_GIVEN REQUEST_.
Output the data exactly, with every line intact.

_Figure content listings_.

┌────────

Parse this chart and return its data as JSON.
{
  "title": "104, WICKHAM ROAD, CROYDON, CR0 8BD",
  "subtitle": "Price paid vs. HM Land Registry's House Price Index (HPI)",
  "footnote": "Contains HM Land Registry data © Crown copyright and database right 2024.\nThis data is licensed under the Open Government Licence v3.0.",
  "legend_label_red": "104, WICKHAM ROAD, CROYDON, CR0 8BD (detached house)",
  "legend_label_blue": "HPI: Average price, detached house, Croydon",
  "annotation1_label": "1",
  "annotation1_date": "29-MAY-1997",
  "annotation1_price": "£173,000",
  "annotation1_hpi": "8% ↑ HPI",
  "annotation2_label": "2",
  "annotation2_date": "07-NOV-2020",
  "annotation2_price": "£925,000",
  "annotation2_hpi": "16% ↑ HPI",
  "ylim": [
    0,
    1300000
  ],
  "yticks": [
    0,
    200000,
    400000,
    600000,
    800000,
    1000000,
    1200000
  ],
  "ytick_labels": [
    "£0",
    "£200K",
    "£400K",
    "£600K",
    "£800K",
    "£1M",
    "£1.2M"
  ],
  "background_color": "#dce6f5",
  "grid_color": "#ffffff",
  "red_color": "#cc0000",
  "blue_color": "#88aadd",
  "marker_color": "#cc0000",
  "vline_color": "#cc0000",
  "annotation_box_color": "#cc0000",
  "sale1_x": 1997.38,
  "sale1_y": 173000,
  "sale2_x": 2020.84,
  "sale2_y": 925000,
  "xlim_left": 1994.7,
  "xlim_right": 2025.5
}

└────────

_TASK ANSWER_.
Parse this chart and return its data as JSON.
{
  "title": "104, WICKHAM ROAD, CROYDON, CR0 8BD",
  "subtitle": "Price paid vs. HM Land Registry's House Price Index (HPI)",
  "footnote": "Contains HM Land Registry data © Crown copyright and database right 2024.\nThis data is licensed under the Open Government Licence v3.0.",
  "legend_label_red": "104, WICKHAM ROAD, CROYDON, CR0 8BD (detached house)",
  "legend_label_blue": "HPI: Average price, detached house, Croydon",
  "annotation1_label": "1",
  "annotation1_date": "29-MAY-1997",
  "annotation1_price": "£173,000",
  "annotation1_hpi": "8% ↑ HPI",
  "annotation2_label": "2",
  "annotation2_date": "07-NOV-2020",
  "annotation2_price": "£925,000",
  "annotation2_hpi": "16% ↑ HPI",
  "ylim": [
    0,
    1300000
  ],
  "yticks": [
    0,
    200000,
    400000,
    600000,
    800000,
    1000000,
    1200000
  ],
  "ytick_labels": [
    "£0",
    "£200K",
    "£400K",
    "£600K",
    "£800K",
    "£1M",
    "£1.2M"
  ],
  "background_color": "#dce6f5",
  "grid_color": "#ffffff",
  "red_color": "#cc0000",
  "blue_color": "#88aadd",
  "marker_color": "#cc0000",
  "vline_color": "#cc0000",
  "annotation_box_color": "#cc0000",
  "sale1_x": 1997.38,
  "sale1_y": 173000,
  "sale2_x": 2020.84,
  "sale2_y": 925000,
  "xlim_left": 1994.7,
  "xlim_right": 2025.5
}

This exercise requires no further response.